:: WRITTEN EXERCISE ::
Substitute "data-row" for "table-row" throughout the records that follow, and give them again with nothing else changed.
━━━ GIVEN DATA ━━━
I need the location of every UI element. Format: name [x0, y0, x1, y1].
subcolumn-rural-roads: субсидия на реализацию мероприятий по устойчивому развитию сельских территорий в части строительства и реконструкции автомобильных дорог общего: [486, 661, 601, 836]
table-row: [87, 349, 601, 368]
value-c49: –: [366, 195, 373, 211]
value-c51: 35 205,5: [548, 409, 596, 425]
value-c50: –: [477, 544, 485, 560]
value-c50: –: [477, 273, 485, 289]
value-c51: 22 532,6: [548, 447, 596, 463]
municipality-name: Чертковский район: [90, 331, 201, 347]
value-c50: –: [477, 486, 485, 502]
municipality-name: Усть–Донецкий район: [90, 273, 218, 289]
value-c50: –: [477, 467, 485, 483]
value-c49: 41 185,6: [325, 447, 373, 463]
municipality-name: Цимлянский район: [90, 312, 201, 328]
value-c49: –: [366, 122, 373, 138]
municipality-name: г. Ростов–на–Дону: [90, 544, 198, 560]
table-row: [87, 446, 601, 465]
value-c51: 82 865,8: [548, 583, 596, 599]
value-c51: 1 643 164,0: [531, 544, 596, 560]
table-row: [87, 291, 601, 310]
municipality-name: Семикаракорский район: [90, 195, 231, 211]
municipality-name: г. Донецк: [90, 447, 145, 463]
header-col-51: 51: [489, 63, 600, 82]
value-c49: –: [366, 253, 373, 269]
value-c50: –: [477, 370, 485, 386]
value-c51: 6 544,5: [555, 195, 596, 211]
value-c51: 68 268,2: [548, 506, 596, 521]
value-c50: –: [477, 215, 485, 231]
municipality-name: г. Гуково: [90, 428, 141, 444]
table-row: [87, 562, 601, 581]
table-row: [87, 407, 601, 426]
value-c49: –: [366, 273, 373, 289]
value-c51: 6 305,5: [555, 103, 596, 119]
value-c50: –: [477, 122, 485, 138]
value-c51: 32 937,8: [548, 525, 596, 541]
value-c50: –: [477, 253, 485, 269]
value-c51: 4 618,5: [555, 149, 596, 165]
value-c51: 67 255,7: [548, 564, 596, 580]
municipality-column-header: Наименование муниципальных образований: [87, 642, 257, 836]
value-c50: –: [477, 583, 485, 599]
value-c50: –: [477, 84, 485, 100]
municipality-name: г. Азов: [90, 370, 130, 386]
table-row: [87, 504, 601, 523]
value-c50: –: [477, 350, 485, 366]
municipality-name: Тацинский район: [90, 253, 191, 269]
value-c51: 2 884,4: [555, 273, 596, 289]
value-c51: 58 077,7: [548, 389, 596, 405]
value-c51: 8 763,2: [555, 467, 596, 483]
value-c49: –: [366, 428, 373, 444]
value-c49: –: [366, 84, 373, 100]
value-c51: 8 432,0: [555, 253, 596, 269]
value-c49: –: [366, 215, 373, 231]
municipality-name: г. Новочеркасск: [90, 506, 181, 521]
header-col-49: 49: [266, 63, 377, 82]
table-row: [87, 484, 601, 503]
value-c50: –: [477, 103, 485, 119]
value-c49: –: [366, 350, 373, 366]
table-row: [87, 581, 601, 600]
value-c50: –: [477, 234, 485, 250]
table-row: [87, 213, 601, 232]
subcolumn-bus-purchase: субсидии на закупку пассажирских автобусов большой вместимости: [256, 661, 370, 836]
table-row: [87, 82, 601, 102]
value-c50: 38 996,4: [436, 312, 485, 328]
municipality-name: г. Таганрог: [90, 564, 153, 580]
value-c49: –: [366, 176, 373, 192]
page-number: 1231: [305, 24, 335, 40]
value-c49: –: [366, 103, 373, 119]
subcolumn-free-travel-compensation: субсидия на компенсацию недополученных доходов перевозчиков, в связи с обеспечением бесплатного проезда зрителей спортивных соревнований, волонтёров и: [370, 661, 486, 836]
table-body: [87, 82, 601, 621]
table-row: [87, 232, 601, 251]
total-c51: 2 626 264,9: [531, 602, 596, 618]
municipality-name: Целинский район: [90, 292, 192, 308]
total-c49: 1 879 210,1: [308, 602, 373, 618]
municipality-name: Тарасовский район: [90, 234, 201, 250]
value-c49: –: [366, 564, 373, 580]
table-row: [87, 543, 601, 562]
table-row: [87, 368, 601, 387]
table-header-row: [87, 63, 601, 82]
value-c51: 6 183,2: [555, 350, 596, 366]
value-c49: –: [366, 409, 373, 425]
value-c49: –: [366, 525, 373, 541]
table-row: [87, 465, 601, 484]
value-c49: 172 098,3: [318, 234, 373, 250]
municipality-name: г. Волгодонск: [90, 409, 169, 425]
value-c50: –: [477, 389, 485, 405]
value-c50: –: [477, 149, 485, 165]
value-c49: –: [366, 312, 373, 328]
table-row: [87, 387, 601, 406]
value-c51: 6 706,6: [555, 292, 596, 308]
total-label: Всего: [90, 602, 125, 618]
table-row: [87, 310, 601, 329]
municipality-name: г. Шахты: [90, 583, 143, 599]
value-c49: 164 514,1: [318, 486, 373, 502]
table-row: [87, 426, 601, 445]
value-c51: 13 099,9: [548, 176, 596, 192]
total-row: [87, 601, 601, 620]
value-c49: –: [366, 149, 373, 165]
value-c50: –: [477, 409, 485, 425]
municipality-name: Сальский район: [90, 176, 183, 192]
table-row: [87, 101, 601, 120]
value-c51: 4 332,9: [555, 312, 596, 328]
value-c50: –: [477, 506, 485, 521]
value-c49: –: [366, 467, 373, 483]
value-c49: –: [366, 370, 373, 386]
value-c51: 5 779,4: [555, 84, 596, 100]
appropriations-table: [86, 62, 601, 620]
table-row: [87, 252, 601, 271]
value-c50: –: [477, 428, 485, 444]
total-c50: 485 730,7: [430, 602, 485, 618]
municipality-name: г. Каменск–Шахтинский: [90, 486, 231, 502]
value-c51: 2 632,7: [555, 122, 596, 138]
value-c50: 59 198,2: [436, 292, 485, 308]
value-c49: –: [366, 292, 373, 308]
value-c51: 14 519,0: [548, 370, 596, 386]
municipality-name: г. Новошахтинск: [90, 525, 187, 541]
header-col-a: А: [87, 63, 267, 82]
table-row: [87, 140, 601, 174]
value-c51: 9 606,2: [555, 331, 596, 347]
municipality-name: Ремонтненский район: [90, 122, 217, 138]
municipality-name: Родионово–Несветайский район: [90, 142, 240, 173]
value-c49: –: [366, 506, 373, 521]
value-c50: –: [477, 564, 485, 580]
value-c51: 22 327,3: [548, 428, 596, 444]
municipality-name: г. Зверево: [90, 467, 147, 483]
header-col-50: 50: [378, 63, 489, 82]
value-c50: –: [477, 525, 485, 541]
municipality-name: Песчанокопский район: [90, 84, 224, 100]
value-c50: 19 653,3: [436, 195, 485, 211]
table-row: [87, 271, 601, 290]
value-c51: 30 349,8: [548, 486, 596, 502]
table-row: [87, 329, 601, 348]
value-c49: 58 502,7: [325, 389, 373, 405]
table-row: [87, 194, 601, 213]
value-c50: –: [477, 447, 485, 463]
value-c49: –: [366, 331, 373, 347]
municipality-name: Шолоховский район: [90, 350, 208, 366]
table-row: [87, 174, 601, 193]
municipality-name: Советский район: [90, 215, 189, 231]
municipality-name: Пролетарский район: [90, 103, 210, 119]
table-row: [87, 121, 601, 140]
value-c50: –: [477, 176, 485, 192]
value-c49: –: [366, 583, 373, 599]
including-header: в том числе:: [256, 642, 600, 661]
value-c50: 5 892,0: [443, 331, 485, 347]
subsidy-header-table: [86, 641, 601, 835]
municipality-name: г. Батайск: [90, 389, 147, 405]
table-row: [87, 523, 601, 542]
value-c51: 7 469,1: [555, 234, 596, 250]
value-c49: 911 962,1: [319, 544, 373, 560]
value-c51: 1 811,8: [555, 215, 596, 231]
━━━
:: FINISHED EXERCISE ::
I need the location of every UI element. Format: name [x0, y0, x1, y1].
subcolumn-rural-roads: субсидия на реализацию мероприятий по устойчивому развитию сельских территорий в части строительства и реконструкции автомобильных дорог общего: [486, 661, 601, 836]
data-row: [87, 349, 601, 368]
value-c49: –: [366, 195, 373, 211]
value-c51: 35 205,5: [548, 409, 596, 425]
value-c50: –: [477, 544, 485, 560]
value-c50: –: [477, 273, 485, 289]
value-c51: 22 532,6: [548, 447, 596, 463]
municipality-name: Чертковский район: [90, 331, 201, 347]
value-c50: –: [477, 486, 485, 502]
municipality-name: Усть–Донецкий район: [90, 273, 218, 289]
value-c50: –: [477, 467, 485, 483]
value-c49: 41 185,6: [325, 447, 373, 463]
municipality-name: Цимлянский район: [90, 312, 201, 328]
value-c49: –: [366, 122, 373, 138]
municipality-name: г. Ростов–на–Дону: [90, 544, 198, 560]
data-row: [87, 446, 601, 465]
value-c51: 82 865,8: [548, 583, 596, 599]
value-c51: 1 643 164,0: [531, 544, 596, 560]
data-row: [87, 291, 601, 310]
municipality-name: Семикаракорский район: [90, 195, 231, 211]
municipality-name: г. Донецк: [90, 447, 145, 463]
header-col-51: 51: [489, 63, 600, 82]
value-c49: –: [366, 253, 373, 269]
value-c50: –: [477, 370, 485, 386]
value-c51: 6 544,5: [555, 195, 596, 211]
value-c51: 68 268,2: [548, 506, 596, 521]
value-c50: –: [477, 215, 485, 231]
municipality-name: г. Гуково: [90, 428, 141, 444]
data-row: [87, 562, 601, 581]
data-row: [87, 407, 601, 426]
value-c49: –: [366, 273, 373, 289]
value-c51: 6 305,5: [555, 103, 596, 119]
value-c50: –: [477, 122, 485, 138]
value-c51: 32 937,8: [548, 525, 596, 541]
value-c50: –: [477, 253, 485, 269]
value-c51: 4 618,5: [555, 149, 596, 165]
value-c51: 67 255,7: [548, 564, 596, 580]
municipality-column-header: Наименование муниципальных образований: [87, 642, 257, 836]
value-c50: –: [477, 583, 485, 599]
value-c50: –: [477, 84, 485, 100]
municipality-name: г. Азов: [90, 370, 130, 386]
data-row: [87, 504, 601, 523]
value-c50: –: [477, 350, 485, 366]
municipality-name: Тацинский район: [90, 253, 191, 269]
value-c51: 2 884,4: [555, 273, 596, 289]
value-c51: 58 077,7: [548, 389, 596, 405]
value-c51: 8 763,2: [555, 467, 596, 483]
value-c49: –: [366, 428, 373, 444]
value-c49: –: [366, 84, 373, 100]
value-c51: 8 432,0: [555, 253, 596, 269]
value-c49: –: [366, 215, 373, 231]
municipality-name: г. Новочеркасск: [90, 506, 181, 521]
header-col-49: 49: [266, 63, 377, 82]
data-row: [87, 484, 601, 503]
value-c50: –: [477, 103, 485, 119]
value-c49: –: [366, 350, 373, 366]
data-row: [87, 581, 601, 600]
value-c50: –: [477, 234, 485, 250]
data-row: [87, 213, 601, 232]
subcolumn-bus-purchase: субсидии на закупку пассажирских автобусов большой вместимости: [256, 661, 370, 836]
data-row: [87, 82, 601, 102]
value-c50: 38 996,4: [436, 312, 485, 328]
municipality-name: г. Таганрог: [90, 564, 153, 580]
value-c49: –: [366, 176, 373, 192]
page-number: 1231: [305, 24, 335, 40]
value-c49: –: [366, 103, 373, 119]
subcolumn-free-travel-compensation: субсидия на компенсацию недополученных доходов перевозчиков, в связи с обеспечением бесплатного проезда зрителей спортивных соревнований, волонтёров и: [370, 661, 486, 836]
table-body: [87, 82, 601, 621]
data-row: [87, 232, 601, 251]
total-c51: 2 626 264,9: [531, 602, 596, 618]
municipality-name: Целинский район: [90, 292, 192, 308]
total-c49: 1 879 210,1: [308, 602, 373, 618]
municipality-name: Тарасовский район: [90, 234, 201, 250]
value-c49: –: [366, 564, 373, 580]
data-row: [87, 543, 601, 562]
data-row: [87, 368, 601, 387]
table-header-row: [87, 63, 601, 82]
value-c51: 6 183,2: [555, 350, 596, 366]
value-c49: –: [366, 409, 373, 425]
value-c49: –: [366, 525, 373, 541]
data-row: [87, 465, 601, 484]
value-c49: 172 098,3: [318, 234, 373, 250]
municipality-name: г. Волгодонск: [90, 409, 169, 425]
value-c50: –: [477, 389, 485, 405]
value-c50: –: [477, 149, 485, 165]
value-c49: –: [366, 312, 373, 328]
data-row: [87, 387, 601, 406]
value-c51: 6 706,6: [555, 292, 596, 308]
total-label: Всего: [90, 602, 125, 618]
data-row: [87, 310, 601, 329]
municipality-name: г. Шахты: [90, 583, 143, 599]
value-c49: 164 514,1: [318, 486, 373, 502]
data-row: [87, 426, 601, 445]
value-c51: 13 099,9: [548, 176, 596, 192]
total-row: [87, 601, 601, 620]
value-c49: –: [366, 149, 373, 165]
value-c50: –: [477, 409, 485, 425]
municipality-name: Сальский район: [90, 176, 183, 192]
data-row: [87, 101, 601, 120]
value-c51: 4 332,9: [555, 312, 596, 328]
value-c50: –: [477, 506, 485, 521]
value-c49: –: [366, 467, 373, 483]
value-c49: –: [366, 370, 373, 386]
value-c51: 5 779,4: [555, 84, 596, 100]
appropriations-table: [86, 62, 601, 620]
data-row: [87, 252, 601, 271]
value-c50: –: [477, 428, 485, 444]
total-c50: 485 730,7: [430, 602, 485, 618]
municipality-name: г. Каменск–Шахтинский: [90, 486, 231, 502]
value-c51: 2 632,7: [555, 122, 596, 138]
value-c50: 59 198,2: [436, 292, 485, 308]
value-c49: –: [366, 292, 373, 308]
value-c51: 14 519,0: [548, 370, 596, 386]
municipality-name: г. Новошахтинск: [90, 525, 187, 541]
header-col-a: А: [87, 63, 267, 82]
data-row: [87, 140, 601, 174]
value-c51: 9 606,2: [555, 331, 596, 347]
municipality-name: Ремонтненский район: [90, 122, 217, 138]
municipality-name: Родионово–Несветайский район: [90, 142, 240, 173]
value-c49: –: [366, 506, 373, 521]
value-c50: –: [477, 564, 485, 580]
value-c51: 22 327,3: [548, 428, 596, 444]
municipality-name: г. Зверево: [90, 467, 147, 483]
header-col-50: 50: [378, 63, 489, 82]
value-c50: –: [477, 525, 485, 541]
municipality-name: Песчанокопский район: [90, 84, 224, 100]
value-c50: 19 653,3: [436, 195, 485, 211]
data-row: [87, 271, 601, 290]
value-c51: 30 349,8: [548, 486, 596, 502]
data-row: [87, 329, 601, 348]
value-c49: 58 502,7: [325, 389, 373, 405]
data-row: [87, 194, 601, 213]
value-c50: –: [477, 447, 485, 463]
value-c49: –: [366, 331, 373, 347]
municipality-name: Шолоховский район: [90, 350, 208, 366]
data-row: [87, 174, 601, 193]
municipality-name: Советский район: [90, 215, 189, 231]
municipality-name: Пролетарский район: [90, 103, 210, 119]
data-row: [87, 121, 601, 140]
value-c50: –: [477, 176, 485, 192]
value-c49: –: [366, 583, 373, 599]
including-header: в том числе:: [256, 642, 600, 661]
value-c50: 5 892,0: [443, 331, 485, 347]
subsidy-header-table: [86, 641, 601, 835]
municipality-name: г. Батайск: [90, 389, 147, 405]
data-row: [87, 523, 601, 542]
value-c51: 7 469,1: [555, 234, 596, 250]
value-c49: 911 962,1: [319, 544, 373, 560]
value-c51: 1 811,8: [555, 215, 596, 231]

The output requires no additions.